Instructions for the task. Of all the lines in the material below, how many include the string "opened"? Give the number only.

Dataset entries.
########################################

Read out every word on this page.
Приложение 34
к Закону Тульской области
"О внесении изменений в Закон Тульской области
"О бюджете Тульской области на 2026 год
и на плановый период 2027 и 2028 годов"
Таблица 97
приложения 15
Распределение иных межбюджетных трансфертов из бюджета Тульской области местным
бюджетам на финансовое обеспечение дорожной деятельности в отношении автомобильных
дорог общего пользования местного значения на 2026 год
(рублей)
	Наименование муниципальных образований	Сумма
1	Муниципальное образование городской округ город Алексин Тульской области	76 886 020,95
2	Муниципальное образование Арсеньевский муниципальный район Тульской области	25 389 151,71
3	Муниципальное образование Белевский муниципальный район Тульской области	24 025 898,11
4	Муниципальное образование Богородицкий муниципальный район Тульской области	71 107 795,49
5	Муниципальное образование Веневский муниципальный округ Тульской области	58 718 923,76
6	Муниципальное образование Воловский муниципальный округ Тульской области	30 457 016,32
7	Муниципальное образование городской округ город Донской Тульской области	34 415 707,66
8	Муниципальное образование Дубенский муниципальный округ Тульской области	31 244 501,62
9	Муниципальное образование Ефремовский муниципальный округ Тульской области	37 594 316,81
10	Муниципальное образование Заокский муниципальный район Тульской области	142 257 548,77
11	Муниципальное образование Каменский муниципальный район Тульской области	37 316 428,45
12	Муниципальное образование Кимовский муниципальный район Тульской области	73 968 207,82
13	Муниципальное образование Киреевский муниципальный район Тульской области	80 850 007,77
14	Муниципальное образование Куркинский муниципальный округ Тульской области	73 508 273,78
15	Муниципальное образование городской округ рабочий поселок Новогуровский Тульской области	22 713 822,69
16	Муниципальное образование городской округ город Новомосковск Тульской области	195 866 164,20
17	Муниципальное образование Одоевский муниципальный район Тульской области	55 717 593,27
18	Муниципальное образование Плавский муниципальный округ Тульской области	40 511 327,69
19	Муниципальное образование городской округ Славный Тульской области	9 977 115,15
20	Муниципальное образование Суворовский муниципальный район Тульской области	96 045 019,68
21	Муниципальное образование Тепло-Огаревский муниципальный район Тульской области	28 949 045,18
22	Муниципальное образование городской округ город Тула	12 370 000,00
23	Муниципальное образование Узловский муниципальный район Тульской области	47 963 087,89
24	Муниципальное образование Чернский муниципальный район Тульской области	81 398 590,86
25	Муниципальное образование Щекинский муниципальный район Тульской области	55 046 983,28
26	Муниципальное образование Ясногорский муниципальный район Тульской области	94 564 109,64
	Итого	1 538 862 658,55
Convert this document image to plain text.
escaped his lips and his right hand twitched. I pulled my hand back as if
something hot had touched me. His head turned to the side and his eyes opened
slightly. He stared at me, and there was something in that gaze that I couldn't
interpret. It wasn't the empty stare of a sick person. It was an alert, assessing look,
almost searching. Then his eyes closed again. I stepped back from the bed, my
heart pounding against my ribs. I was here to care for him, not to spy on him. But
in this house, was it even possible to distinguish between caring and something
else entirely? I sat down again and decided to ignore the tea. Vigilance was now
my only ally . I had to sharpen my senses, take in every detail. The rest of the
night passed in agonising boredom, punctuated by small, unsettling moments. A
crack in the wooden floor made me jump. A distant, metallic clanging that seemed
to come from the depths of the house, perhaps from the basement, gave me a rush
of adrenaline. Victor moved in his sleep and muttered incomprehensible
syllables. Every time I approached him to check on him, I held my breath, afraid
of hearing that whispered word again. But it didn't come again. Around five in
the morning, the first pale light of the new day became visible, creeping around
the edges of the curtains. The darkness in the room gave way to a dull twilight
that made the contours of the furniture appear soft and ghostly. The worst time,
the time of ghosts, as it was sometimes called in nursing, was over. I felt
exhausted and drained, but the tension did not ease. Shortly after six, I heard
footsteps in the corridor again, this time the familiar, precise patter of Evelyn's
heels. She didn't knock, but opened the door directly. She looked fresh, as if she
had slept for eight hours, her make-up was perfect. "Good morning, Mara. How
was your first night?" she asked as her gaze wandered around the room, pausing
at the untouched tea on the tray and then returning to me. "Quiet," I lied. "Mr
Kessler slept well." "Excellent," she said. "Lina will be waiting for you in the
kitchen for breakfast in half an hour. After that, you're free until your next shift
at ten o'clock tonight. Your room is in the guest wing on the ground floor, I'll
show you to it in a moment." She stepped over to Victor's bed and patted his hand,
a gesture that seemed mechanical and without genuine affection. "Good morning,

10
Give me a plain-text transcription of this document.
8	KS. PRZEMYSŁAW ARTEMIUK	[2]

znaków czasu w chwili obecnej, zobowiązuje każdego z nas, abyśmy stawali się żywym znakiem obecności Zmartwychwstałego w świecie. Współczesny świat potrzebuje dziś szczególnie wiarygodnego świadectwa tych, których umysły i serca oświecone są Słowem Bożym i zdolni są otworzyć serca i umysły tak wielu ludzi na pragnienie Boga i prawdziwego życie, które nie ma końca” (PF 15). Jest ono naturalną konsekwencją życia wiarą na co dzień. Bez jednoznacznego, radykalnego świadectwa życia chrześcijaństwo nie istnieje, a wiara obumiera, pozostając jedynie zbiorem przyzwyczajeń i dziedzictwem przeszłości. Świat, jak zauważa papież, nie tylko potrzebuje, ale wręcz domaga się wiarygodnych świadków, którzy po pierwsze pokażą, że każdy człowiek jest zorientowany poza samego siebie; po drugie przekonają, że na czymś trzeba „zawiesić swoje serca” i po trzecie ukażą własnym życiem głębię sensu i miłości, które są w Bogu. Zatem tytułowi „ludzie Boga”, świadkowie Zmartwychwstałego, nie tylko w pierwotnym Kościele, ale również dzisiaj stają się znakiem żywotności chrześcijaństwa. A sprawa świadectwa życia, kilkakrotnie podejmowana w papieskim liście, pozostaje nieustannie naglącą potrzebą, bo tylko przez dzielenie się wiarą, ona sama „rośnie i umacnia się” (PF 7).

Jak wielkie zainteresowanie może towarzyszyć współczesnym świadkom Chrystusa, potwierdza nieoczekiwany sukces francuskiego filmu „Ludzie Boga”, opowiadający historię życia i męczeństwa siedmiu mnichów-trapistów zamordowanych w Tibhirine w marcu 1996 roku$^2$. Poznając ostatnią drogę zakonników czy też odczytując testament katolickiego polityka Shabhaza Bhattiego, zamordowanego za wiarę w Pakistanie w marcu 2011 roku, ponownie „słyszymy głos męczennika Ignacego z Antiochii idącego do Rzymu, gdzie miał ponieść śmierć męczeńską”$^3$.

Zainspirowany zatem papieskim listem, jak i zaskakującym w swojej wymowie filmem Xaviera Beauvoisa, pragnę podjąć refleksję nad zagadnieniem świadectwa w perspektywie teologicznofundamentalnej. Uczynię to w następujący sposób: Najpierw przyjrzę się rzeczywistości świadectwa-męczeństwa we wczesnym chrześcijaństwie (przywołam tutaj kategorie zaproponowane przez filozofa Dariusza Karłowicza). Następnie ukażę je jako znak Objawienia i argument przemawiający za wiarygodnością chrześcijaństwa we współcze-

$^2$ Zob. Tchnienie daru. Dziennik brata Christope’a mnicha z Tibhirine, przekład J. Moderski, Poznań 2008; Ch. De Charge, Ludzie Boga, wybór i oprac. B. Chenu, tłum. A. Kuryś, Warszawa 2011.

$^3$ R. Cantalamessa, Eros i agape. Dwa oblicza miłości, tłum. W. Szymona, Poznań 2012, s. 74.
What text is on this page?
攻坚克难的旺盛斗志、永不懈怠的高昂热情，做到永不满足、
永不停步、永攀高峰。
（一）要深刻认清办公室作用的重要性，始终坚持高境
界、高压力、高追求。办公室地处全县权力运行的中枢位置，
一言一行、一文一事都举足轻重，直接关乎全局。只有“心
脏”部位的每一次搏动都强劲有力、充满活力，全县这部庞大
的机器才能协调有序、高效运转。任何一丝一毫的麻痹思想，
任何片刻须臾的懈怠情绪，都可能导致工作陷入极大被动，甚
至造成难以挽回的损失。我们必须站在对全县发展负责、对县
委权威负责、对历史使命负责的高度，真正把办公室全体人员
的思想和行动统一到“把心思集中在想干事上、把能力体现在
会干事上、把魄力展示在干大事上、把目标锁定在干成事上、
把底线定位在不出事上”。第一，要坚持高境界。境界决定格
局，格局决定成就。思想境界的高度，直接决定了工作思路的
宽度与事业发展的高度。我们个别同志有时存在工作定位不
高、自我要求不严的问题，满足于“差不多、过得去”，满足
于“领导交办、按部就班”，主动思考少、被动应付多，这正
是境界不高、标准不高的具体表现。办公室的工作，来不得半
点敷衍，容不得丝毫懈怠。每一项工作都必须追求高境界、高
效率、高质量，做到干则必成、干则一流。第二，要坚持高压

########################################

Exercise response. 2